# LISTED ENTRIES
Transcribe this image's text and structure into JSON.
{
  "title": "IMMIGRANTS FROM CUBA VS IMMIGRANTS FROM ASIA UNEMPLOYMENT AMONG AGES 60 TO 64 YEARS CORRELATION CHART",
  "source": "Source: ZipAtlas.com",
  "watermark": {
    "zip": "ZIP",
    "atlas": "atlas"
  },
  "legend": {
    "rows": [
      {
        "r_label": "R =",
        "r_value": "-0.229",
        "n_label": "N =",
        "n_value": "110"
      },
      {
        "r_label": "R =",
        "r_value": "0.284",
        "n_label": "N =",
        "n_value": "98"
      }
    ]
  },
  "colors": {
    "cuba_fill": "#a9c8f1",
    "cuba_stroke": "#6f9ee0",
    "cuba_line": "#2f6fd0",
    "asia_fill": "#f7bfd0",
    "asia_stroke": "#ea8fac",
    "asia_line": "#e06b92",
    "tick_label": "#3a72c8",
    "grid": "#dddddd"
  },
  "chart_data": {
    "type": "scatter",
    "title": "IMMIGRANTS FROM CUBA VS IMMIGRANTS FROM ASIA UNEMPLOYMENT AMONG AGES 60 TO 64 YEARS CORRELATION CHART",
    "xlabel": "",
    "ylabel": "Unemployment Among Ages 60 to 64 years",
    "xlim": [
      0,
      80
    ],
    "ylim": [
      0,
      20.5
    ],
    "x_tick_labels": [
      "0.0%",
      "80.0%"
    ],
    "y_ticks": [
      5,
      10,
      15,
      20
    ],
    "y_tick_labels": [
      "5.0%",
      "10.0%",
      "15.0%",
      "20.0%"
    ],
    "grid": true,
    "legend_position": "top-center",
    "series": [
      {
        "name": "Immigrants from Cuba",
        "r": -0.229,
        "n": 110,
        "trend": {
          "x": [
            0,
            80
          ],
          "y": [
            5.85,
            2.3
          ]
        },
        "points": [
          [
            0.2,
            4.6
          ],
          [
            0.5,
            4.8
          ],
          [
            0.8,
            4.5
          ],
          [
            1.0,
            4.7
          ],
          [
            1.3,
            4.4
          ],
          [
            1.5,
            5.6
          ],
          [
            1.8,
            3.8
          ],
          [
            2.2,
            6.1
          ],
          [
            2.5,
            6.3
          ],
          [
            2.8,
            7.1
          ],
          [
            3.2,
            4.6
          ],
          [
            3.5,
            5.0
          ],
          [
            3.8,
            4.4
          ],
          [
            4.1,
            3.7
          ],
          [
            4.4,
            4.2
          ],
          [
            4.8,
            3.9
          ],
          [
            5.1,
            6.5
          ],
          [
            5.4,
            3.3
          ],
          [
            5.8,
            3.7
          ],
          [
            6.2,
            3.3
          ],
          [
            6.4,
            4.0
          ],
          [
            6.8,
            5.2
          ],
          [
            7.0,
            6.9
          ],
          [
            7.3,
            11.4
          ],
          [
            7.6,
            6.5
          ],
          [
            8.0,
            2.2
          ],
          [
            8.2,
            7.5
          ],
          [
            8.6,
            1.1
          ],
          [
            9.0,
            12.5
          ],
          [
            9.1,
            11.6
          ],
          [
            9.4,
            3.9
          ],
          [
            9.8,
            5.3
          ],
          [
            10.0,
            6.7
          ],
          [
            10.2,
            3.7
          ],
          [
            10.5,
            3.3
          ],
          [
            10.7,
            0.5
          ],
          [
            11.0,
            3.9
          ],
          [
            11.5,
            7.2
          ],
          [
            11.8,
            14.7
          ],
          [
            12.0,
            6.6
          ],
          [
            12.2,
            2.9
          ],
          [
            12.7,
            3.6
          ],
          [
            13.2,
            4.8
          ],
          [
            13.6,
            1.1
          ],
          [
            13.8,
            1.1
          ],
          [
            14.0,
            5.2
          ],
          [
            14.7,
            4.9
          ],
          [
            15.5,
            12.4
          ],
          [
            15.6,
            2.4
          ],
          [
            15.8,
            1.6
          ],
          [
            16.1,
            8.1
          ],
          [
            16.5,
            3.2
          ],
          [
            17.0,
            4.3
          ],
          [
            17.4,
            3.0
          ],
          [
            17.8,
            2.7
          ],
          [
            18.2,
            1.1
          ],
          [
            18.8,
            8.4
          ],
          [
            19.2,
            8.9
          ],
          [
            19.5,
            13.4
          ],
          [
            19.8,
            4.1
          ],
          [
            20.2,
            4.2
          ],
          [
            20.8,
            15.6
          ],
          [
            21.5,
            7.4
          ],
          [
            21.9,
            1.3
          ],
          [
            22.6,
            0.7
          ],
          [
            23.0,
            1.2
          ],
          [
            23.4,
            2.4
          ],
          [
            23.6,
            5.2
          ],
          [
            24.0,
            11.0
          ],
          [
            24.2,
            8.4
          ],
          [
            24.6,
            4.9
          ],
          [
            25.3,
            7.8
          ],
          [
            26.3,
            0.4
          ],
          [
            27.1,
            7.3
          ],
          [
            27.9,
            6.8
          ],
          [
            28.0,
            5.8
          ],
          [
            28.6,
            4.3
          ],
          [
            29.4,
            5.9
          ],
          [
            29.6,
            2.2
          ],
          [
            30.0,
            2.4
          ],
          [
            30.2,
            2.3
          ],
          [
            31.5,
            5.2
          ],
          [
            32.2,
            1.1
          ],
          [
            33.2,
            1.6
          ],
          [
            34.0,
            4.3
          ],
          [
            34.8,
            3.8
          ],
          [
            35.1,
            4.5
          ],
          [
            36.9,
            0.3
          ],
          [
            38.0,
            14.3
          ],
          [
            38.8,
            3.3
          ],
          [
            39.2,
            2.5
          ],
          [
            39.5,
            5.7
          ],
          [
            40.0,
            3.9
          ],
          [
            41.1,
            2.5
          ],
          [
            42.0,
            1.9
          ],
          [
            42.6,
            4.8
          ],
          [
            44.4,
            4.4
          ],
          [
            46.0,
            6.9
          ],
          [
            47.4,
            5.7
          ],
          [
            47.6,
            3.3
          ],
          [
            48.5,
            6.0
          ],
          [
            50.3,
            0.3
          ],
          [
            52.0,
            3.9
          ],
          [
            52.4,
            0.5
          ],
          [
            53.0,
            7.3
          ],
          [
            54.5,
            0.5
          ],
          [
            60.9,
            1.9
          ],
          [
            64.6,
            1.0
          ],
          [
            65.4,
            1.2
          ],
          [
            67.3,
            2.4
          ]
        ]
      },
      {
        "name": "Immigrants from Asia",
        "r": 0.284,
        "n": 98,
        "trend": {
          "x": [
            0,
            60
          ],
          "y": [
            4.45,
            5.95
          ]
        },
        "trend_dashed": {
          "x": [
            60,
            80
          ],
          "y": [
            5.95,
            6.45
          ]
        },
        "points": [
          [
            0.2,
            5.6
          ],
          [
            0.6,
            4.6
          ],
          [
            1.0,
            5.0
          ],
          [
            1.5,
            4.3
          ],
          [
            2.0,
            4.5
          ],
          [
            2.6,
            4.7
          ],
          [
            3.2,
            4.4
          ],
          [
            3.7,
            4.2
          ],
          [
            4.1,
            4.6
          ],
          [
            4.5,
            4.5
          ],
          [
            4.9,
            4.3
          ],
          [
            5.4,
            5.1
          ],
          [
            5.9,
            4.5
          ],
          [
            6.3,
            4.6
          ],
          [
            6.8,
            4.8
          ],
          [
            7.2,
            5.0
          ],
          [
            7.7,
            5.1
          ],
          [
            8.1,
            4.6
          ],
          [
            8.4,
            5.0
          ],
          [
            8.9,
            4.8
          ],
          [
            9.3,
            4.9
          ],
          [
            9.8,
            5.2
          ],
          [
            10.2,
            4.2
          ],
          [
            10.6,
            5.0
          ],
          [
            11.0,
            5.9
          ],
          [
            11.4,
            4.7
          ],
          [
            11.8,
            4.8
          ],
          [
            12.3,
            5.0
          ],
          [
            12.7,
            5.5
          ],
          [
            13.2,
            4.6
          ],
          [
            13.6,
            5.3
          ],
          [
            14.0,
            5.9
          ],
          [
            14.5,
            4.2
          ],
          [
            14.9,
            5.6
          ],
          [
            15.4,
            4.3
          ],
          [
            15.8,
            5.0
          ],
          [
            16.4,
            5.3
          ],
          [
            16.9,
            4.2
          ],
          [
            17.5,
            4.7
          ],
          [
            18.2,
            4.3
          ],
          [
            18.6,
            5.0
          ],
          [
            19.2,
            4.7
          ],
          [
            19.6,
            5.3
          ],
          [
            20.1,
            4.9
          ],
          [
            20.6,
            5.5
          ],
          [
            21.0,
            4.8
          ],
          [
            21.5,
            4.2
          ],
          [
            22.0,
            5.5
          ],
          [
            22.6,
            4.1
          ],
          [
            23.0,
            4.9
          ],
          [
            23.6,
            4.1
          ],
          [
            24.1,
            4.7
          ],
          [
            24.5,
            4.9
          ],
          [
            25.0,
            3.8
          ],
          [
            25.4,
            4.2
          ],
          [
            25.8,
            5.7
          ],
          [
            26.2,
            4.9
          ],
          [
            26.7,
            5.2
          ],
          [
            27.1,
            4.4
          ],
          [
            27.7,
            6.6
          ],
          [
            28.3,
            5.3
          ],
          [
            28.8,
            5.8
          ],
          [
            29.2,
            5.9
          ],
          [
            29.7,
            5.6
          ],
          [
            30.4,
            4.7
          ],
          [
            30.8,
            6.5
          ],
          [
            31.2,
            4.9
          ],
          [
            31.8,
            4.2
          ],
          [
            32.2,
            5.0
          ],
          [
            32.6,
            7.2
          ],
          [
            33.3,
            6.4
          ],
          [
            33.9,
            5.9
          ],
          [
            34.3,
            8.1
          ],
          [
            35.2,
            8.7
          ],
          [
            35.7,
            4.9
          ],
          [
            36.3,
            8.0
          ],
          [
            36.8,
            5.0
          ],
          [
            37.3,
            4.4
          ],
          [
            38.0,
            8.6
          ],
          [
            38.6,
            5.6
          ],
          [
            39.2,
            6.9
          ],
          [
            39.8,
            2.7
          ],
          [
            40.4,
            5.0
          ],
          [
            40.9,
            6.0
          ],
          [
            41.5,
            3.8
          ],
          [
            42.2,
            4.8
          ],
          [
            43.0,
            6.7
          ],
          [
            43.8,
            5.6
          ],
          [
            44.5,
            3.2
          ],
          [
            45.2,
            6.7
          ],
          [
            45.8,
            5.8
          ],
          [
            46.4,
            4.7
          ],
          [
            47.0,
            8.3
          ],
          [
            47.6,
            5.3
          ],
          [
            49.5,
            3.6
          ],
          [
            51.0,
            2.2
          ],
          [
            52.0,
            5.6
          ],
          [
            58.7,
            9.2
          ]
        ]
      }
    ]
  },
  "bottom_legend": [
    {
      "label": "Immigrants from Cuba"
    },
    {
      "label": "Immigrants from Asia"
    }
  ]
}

# YOUR GOAL
Show all lines from the listing above in which "title" appears.

# REPLY TO THE EXERCISE
  "title": "IMMIGRANTS FROM CUBA VS IMMIGRANTS FROM ASIA UNEMPLOYMENT AMONG AGES 60 TO 64 YEARS CORRELATION CHART",
    "title": "IMMIGRANTS FROM CUBA VS IMMIGRANTS FROM ASIA UNEMPLOYMENT AMONG AGES 60 TO 64 YEARS CORRELATION CHART",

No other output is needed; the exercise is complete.